───── Input records ─────

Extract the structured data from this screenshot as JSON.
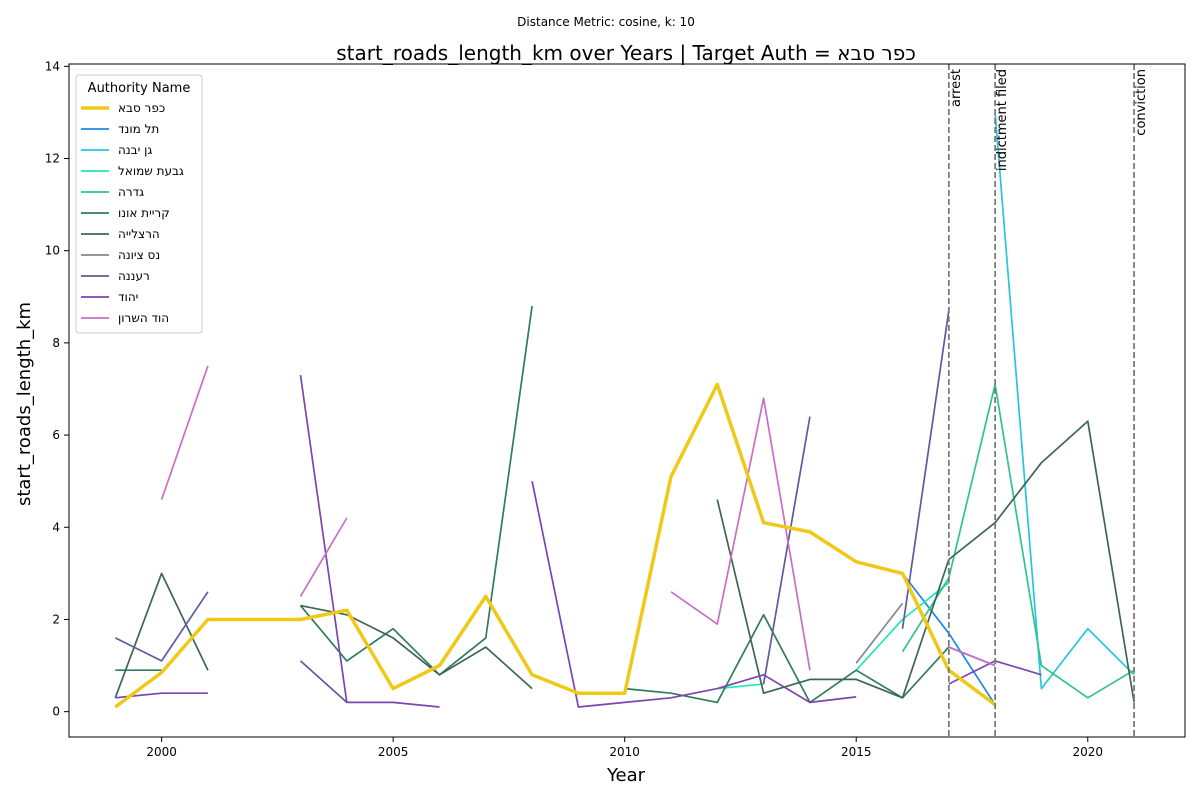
{
  "chart_data": {
    "type": "line",
    "subtitle": "Distance Metric: cosine, k: 10",
    "title": "start_roads_length_km over Years | Target Auth = כפר סבא",
    "xlabel": "Year",
    "ylabel": "start_roads_length_km",
    "xlim": [
      1998,
      2022.1
    ],
    "ylim": [
      -0.55,
      14.05
    ],
    "xticks": [
      2000,
      2005,
      2010,
      2015,
      2020
    ],
    "yticks": [
      0,
      2,
      4,
      6,
      8,
      10,
      12,
      14
    ],
    "grid": false,
    "legend": {
      "title": "Authority Name",
      "placement": "top-left"
    },
    "events": [
      {
        "x": 2017,
        "label": "arrest"
      },
      {
        "x": 2018,
        "label": "indictment filed"
      },
      {
        "x": 2021,
        "label": "conviction"
      }
    ],
    "series": [
      {
        "name": "כפר סבא",
        "color": "#f0c818",
        "width": 3.5,
        "target": true,
        "points": [
          [
            1999,
            0.1
          ],
          [
            2000,
            0.85
          ],
          [
            2001,
            2.0
          ],
          [
            2003,
            2.0
          ],
          [
            2004,
            2.2
          ],
          [
            2005,
            0.5
          ],
          [
            2006,
            1.0
          ],
          [
            2007,
            2.5
          ],
          [
            2008,
            0.8
          ],
          [
            2009,
            0.4
          ],
          [
            2010,
            0.4
          ],
          [
            2011,
            5.1
          ],
          [
            2012,
            7.1
          ],
          [
            2013,
            4.1
          ],
          [
            2014,
            3.9
          ],
          [
            2015,
            3.25
          ],
          [
            2016,
            3.0
          ],
          [
            2017,
            0.9
          ],
          [
            2018,
            0.15
          ]
        ]
      },
      {
        "name": "תל מונד",
        "color": "#1e88e5",
        "width": 1.7,
        "points": [
          [
            2016,
            3.0
          ],
          [
            2017,
            1.7
          ],
          [
            2018,
            0.15
          ]
        ]
      },
      {
        "name": "גן יבנה",
        "color": "#26c6da",
        "width": 1.7,
        "points": [
          [
            2018,
            13.0
          ],
          [
            2019,
            0.5
          ],
          [
            2020,
            1.8
          ],
          [
            2021,
            0.8
          ]
        ]
      },
      {
        "name": "גבעת שמואל",
        "color": "#1de9b6",
        "width": 1.7,
        "points": [
          [
            2012,
            0.5
          ],
          [
            2013,
            0.6
          ],
          null,
          [
            2015,
            0.9
          ],
          [
            2016,
            2.0
          ],
          [
            2017,
            2.8
          ]
        ]
      },
      {
        "name": "גדרה",
        "color": "#2fc48d",
        "width": 1.7,
        "points": [
          [
            2016,
            1.3
          ],
          [
            2017,
            2.9
          ],
          [
            2018,
            7.1
          ],
          [
            2019,
            1.0
          ],
          [
            2020,
            0.3
          ],
          [
            2021,
            0.9
          ]
        ]
      },
      {
        "name": "קריית אונו",
        "color": "#2e7d5b",
        "width": 1.7,
        "points": [
          [
            1999,
            0.9
          ],
          [
            2000,
            0.9
          ],
          null,
          [
            2003,
            2.3
          ],
          [
            2004,
            1.1
          ],
          [
            2005,
            1.8
          ],
          [
            2006,
            0.8
          ],
          [
            2007,
            1.6
          ],
          [
            2008,
            8.8
          ],
          null,
          [
            2010,
            0.5
          ],
          [
            2011,
            0.4
          ],
          [
            2012,
            0.2
          ],
          [
            2013,
            2.1
          ],
          [
            2014,
            0.2
          ],
          [
            2015,
            0.9
          ],
          [
            2016,
            0.3
          ],
          [
            2017,
            1.4
          ],
          [
            2018,
            1.0
          ]
        ]
      },
      {
        "name": "הרצלייה",
        "color": "#3d6654",
        "width": 1.7,
        "points": [
          [
            1999,
            0.3
          ],
          [
            2000,
            3.0
          ],
          [
            2001,
            0.9
          ],
          null,
          [
            2003,
            2.3
          ],
          [
            2004,
            2.1
          ],
          [
            2005,
            1.6
          ],
          [
            2006,
            0.8
          ],
          [
            2007,
            1.4
          ],
          [
            2008,
            0.5
          ],
          null,
          [
            2012,
            4.6
          ],
          [
            2013,
            0.4
          ],
          [
            2014,
            0.7
          ],
          [
            2015,
            0.7
          ],
          [
            2016,
            0.3
          ],
          [
            2017,
            3.3
          ],
          [
            2018,
            4.1
          ],
          [
            2019,
            5.4
          ],
          [
            2020,
            6.3
          ],
          [
            2021,
            0.2
          ]
        ]
      },
      {
        "name": "נס ציונה",
        "color": "#7f8c8d",
        "width": 1.7,
        "points": [
          [
            2015,
            1.05
          ],
          [
            2016,
            2.35
          ]
        ]
      },
      {
        "name": "רעננה",
        "color": "#5e5aa0",
        "width": 1.7,
        "points": [
          [
            1999,
            1.6
          ],
          [
            2000,
            1.1
          ],
          [
            2001,
            2.6
          ],
          null,
          [
            2003,
            1.1
          ],
          [
            2004,
            0.2
          ],
          null,
          [
            2013,
            0.6
          ],
          [
            2014,
            6.4
          ],
          null,
          [
            2016,
            1.8
          ],
          [
            2017,
            8.7
          ]
        ]
      },
      {
        "name": "יהוד",
        "color": "#7b45b0",
        "width": 1.7,
        "points": [
          [
            1999,
            0.3
          ],
          [
            2000,
            0.4
          ],
          [
            2001,
            0.4
          ],
          null,
          [
            2003,
            7.3
          ],
          [
            2004,
            0.2
          ],
          [
            2005,
            0.2
          ],
          [
            2006,
            0.1
          ],
          null,
          [
            2008,
            5.0
          ],
          [
            2009,
            0.1
          ],
          [
            2010,
            0.2
          ],
          [
            2011,
            0.3
          ],
          [
            2012,
            0.5
          ],
          [
            2013,
            0.8
          ],
          [
            2014,
            0.2
          ],
          [
            2015,
            0.32
          ],
          null,
          [
            2017,
            0.6
          ],
          [
            2018,
            1.1
          ],
          [
            2019,
            0.8
          ]
        ]
      },
      {
        "name": "הוד השרון",
        "color": "#c86ec8",
        "width": 1.7,
        "points": [
          [
            2000,
            4.6
          ],
          [
            2001,
            7.5
          ],
          null,
          [
            2003,
            2.5
          ],
          [
            2004,
            4.2
          ],
          null,
          [
            2011,
            2.6
          ],
          [
            2012,
            1.9
          ],
          [
            2013,
            6.8
          ],
          [
            2014,
            0.9
          ],
          null,
          [
            2017,
            1.4
          ],
          [
            2018,
            1.0
          ]
        ]
      }
    ]
  }
}
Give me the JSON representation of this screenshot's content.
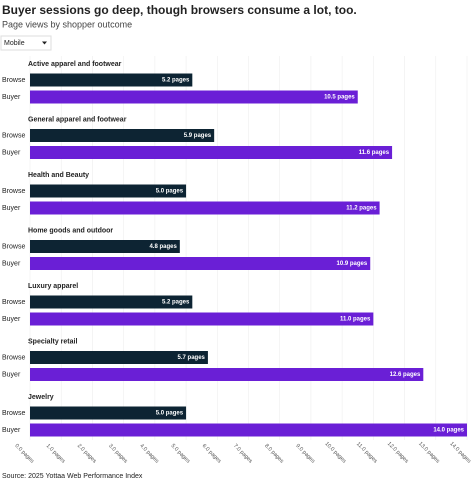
{
  "chart_data": {
    "type": "bar",
    "title": "Buyer sessions go deep, though browsers consume a lot, too.",
    "subtitle": "Page views by shopper outcome",
    "filter": "Mobile",
    "source": "Source: 2025 Yottaa Web Performance Index",
    "categories": [
      "Active apparel and footwear",
      "General apparel and footwear",
      "Health and Beauty",
      "Home goods and outdoor",
      "Luxury apparel",
      "Specialty retail",
      "Jewelry"
    ],
    "series": [
      {
        "name": "Browse",
        "color": "#0d2433",
        "values": [
          5.2,
          5.9,
          5.0,
          4.8,
          5.2,
          5.7,
          5.0
        ],
        "value_labels": [
          "5.2 pages",
          "5.9 pages",
          "5.0 pages",
          "4.8 pages",
          "5.2 pages",
          "5.7 pages",
          "5.0 pages"
        ]
      },
      {
        "name": "Buyer",
        "color": "#6a1fd6",
        "values": [
          10.5,
          11.6,
          11.2,
          10.9,
          11.0,
          12.6,
          14.0
        ],
        "value_labels": [
          "10.5 pages",
          "11.6 pages",
          "11.2 pages",
          "10.9 pages",
          "11.0 pages",
          "12.6 pages",
          "14.0 pages"
        ]
      }
    ],
    "xlim": [
      0,
      14
    ],
    "xticks": [
      {
        "value": 0,
        "label": "0.0 pages"
      },
      {
        "value": 1,
        "label": "1.0 pages"
      },
      {
        "value": 2,
        "label": "2.0 pages"
      },
      {
        "value": 3,
        "label": "3.0 pages"
      },
      {
        "value": 4,
        "label": "4.0 pages"
      },
      {
        "value": 5,
        "label": "5.0 pages"
      },
      {
        "value": 6,
        "label": "6.0 pages"
      },
      {
        "value": 7,
        "label": "7.0 pages"
      },
      {
        "value": 8,
        "label": "8.0 pages"
      },
      {
        "value": 9,
        "label": "9.0 pages"
      },
      {
        "value": 10,
        "label": "10.0 pages"
      },
      {
        "value": 11,
        "label": "11.0 pages"
      },
      {
        "value": 12,
        "label": "12.0 pages"
      },
      {
        "value": 13,
        "label": "13.0 pages"
      },
      {
        "value": 14,
        "label": "14.0 pages"
      }
    ],
    "grid": true
  }
}
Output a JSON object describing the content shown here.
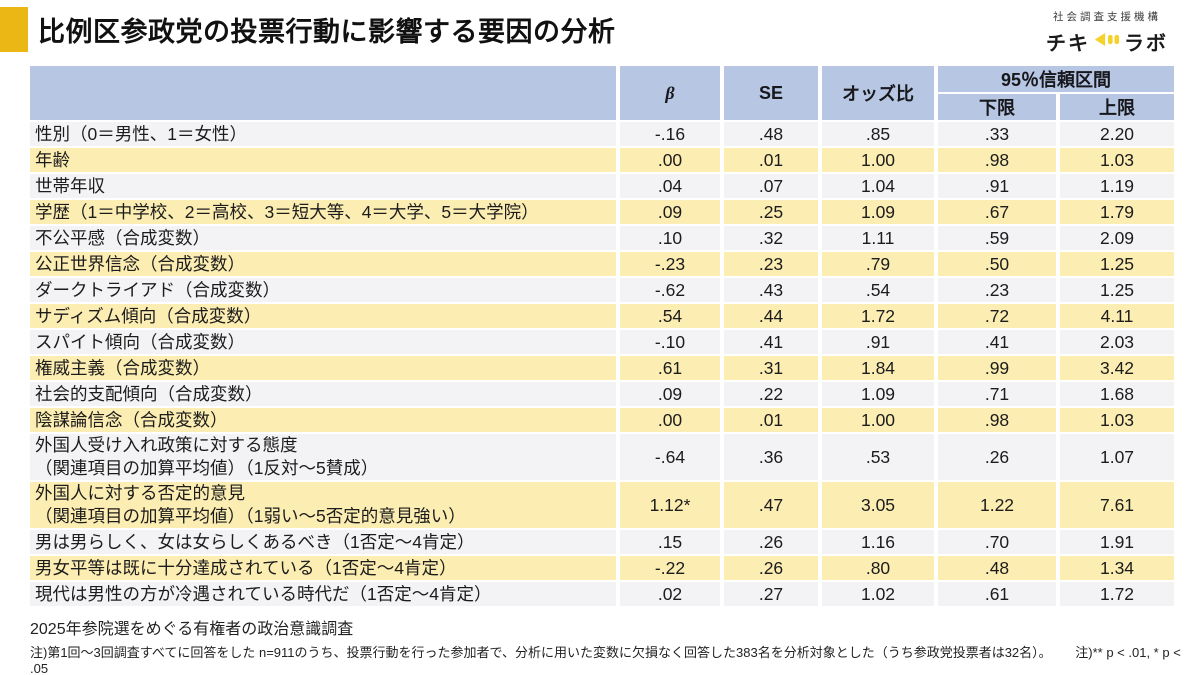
{
  "header": {
    "title": "比例区参政党の投票行動に影響する要因の分析",
    "accent_color": "#ebb714",
    "logo": {
      "org": "社会調査支援機構",
      "name_left": "チキ",
      "name_right": "ラボ",
      "icon_color": "#f4d22b"
    }
  },
  "colors": {
    "header_bg": "#b7c7e3",
    "row_yellow": "#fcedb2",
    "row_gray": "#f3f3f5"
  },
  "chart_data": {
    "type": "table",
    "title": "比例区参政党の投票行動に影響する要因の分析",
    "header": {
      "beta": "β",
      "se": "SE",
      "odds": "オッズ比",
      "ci": "95％信頼区間",
      "lower": "下限",
      "upper": "上限"
    },
    "rows": [
      {
        "label": "性別（0＝男性、1＝女性）",
        "beta": "-.16",
        "se": ".48",
        "odds": ".85",
        "lower": ".33",
        "upper": "2.20"
      },
      {
        "label": "年齢",
        "beta": ".00",
        "se": ".01",
        "odds": "1.00",
        "lower": ".98",
        "upper": "1.03"
      },
      {
        "label": "世帯年収",
        "beta": ".04",
        "se": ".07",
        "odds": "1.04",
        "lower": ".91",
        "upper": "1.19"
      },
      {
        "label": "学歴（1＝中学校、2＝高校、3＝短大等、4＝大学、5＝大学院）",
        "beta": ".09",
        "se": ".25",
        "odds": "1.09",
        "lower": ".67",
        "upper": "1.79"
      },
      {
        "label": "不公平感（合成変数）",
        "beta": ".10",
        "se": ".32",
        "odds": "1.11",
        "lower": ".59",
        "upper": "2.09"
      },
      {
        "label": "公正世界信念（合成変数）",
        "beta": "-.23",
        "se": ".23",
        "odds": ".79",
        "lower": ".50",
        "upper": "1.25"
      },
      {
        "label": "ダークトライアド（合成変数）",
        "beta": "-.62",
        "se": ".43",
        "odds": ".54",
        "lower": ".23",
        "upper": "1.25"
      },
      {
        "label": "サディズム傾向（合成変数）",
        "beta": ".54",
        "se": ".44",
        "odds": "1.72",
        "lower": ".72",
        "upper": "4.11"
      },
      {
        "label": "スパイト傾向（合成変数）",
        "beta": "-.10",
        "se": ".41",
        "odds": ".91",
        "lower": ".41",
        "upper": "2.03"
      },
      {
        "label": "権威主義（合成変数）",
        "beta": ".61",
        "se": ".31",
        "odds": "1.84",
        "lower": ".99",
        "upper": "3.42"
      },
      {
        "label": "社会的支配傾向（合成変数）",
        "beta": ".09",
        "se": ".22",
        "odds": "1.09",
        "lower": ".71",
        "upper": "1.68"
      },
      {
        "label": "陰謀論信念（合成変数）",
        "beta": ".00",
        "se": ".01",
        "odds": "1.00",
        "lower": ".98",
        "upper": "1.03"
      },
      {
        "label": "外国人受け入れ政策に対する態度",
        "label2": "（関連項目の加算平均値）（1反対～5賛成）",
        "beta": "-.64",
        "se": ".36",
        "odds": ".53",
        "lower": ".26",
        "upper": "1.07"
      },
      {
        "label": "外国人に対する否定的意見",
        "label2": "（関連項目の加算平均値）（1弱い～5否定的意見強い）",
        "beta": "1.12*",
        "se": ".47",
        "odds": "3.05",
        "lower": "1.22",
        "upper": "7.61"
      },
      {
        "label": "男は男らしく、女は女らしくあるべき（1否定～4肯定）",
        "beta": ".15",
        "se": ".26",
        "odds": "1.16",
        "lower": ".70",
        "upper": "1.91"
      },
      {
        "label": "男女平等は既に十分達成されている（1否定～4肯定）",
        "beta": "-.22",
        "se": ".26",
        "odds": ".80",
        "lower": ".48",
        "upper": "1.34"
      },
      {
        "label": "現代は男性の方が冷遇されている時代だ（1否定～4肯定）",
        "beta": ".02",
        "se": ".27",
        "odds": "1.02",
        "lower": ".61",
        "upper": "1.72"
      }
    ]
  },
  "footer": {
    "source": "2025年参院選をめぐる有権者の政治意識調査",
    "note": "注)第1回～3回調査すべてに回答をした n=911のうち、投票行動を行った参加者で、分析に用いた変数に欠損なく回答した383名を分析対象とした（うち参政党投票者は32名）。",
    "significance": "注)** p < .01, * p < .05"
  }
}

─────

_Task description_. Report each line in the data that holds the word "this".

_The completed task_.
Extract the structured data from this screenshot as JSON.
Give me the JSON representation of this screenshot's content.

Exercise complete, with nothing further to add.